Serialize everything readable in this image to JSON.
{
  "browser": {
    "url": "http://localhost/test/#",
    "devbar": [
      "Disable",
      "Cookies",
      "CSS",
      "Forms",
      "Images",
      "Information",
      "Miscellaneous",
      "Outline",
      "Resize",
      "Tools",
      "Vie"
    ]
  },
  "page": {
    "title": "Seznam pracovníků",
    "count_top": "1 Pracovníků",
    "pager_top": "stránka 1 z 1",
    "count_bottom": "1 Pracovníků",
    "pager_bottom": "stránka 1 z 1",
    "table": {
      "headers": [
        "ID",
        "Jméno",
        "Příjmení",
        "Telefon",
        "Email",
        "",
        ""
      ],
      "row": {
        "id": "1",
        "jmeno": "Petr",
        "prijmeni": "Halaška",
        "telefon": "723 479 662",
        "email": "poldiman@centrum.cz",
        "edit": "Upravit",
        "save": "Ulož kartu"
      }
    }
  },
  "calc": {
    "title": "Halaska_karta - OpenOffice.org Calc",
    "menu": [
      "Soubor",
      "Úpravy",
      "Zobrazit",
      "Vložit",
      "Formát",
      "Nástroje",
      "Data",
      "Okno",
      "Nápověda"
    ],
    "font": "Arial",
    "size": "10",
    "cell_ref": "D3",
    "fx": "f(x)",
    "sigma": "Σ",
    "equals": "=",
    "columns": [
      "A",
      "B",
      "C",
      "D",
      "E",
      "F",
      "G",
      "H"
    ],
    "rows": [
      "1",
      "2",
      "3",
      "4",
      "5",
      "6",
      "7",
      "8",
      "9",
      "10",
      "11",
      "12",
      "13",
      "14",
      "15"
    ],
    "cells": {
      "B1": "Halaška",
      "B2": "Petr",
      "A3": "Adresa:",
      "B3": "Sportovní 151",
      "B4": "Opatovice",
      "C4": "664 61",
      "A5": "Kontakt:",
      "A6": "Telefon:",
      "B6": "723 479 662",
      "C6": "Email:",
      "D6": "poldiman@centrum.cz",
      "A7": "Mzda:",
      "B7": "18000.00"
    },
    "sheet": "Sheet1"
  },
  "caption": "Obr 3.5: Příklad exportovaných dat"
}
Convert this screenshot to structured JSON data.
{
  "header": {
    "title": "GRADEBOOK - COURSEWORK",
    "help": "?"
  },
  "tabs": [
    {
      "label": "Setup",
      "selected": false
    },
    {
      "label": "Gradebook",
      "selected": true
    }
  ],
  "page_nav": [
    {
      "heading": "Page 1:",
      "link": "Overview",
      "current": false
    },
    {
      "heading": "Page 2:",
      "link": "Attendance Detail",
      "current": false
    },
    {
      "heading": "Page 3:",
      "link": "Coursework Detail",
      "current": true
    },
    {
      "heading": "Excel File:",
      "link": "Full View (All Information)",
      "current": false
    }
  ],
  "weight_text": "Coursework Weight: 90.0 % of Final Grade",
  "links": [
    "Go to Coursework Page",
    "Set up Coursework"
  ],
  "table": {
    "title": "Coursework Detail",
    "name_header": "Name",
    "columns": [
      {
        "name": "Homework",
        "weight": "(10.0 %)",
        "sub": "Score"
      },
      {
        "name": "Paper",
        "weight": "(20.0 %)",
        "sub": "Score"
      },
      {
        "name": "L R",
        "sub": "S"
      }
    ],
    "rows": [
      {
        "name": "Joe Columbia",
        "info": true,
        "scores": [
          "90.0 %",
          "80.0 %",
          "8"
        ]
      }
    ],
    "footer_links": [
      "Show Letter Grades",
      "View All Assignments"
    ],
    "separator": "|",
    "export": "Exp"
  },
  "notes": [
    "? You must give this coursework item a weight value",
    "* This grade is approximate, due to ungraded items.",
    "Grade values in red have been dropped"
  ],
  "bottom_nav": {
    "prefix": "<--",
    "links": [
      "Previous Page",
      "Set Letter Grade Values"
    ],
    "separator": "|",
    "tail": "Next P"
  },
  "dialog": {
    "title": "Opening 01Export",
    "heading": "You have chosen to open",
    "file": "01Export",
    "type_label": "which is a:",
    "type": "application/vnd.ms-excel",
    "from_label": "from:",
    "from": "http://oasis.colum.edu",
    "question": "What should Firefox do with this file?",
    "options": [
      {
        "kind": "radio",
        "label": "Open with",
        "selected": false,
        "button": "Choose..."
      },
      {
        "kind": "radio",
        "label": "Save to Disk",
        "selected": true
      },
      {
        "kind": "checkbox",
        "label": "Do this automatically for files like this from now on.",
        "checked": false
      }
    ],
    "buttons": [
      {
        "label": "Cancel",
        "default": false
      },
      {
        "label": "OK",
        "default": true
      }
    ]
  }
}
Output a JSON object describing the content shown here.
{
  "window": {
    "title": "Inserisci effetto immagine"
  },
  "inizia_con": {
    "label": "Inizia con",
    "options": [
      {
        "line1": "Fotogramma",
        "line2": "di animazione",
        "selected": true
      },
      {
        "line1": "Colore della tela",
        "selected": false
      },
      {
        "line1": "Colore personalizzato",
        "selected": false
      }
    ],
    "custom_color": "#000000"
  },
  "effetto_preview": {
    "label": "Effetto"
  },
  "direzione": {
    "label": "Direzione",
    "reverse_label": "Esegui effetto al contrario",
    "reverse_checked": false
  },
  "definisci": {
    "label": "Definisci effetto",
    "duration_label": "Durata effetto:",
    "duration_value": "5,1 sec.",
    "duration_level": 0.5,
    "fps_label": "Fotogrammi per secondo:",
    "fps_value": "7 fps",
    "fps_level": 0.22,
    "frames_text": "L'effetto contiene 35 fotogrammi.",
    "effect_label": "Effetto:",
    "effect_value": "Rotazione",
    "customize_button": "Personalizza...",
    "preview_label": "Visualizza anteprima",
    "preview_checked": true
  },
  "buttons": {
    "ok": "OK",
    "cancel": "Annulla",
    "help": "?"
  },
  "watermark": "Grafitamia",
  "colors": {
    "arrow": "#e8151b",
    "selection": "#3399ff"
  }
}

- - - - - - -

Filter lines by "true" and return each hit.

      "selected": true
      "current": true
        "info": true,
        "selected": true
        "default": true
        "selected": true
    "preview_checked": true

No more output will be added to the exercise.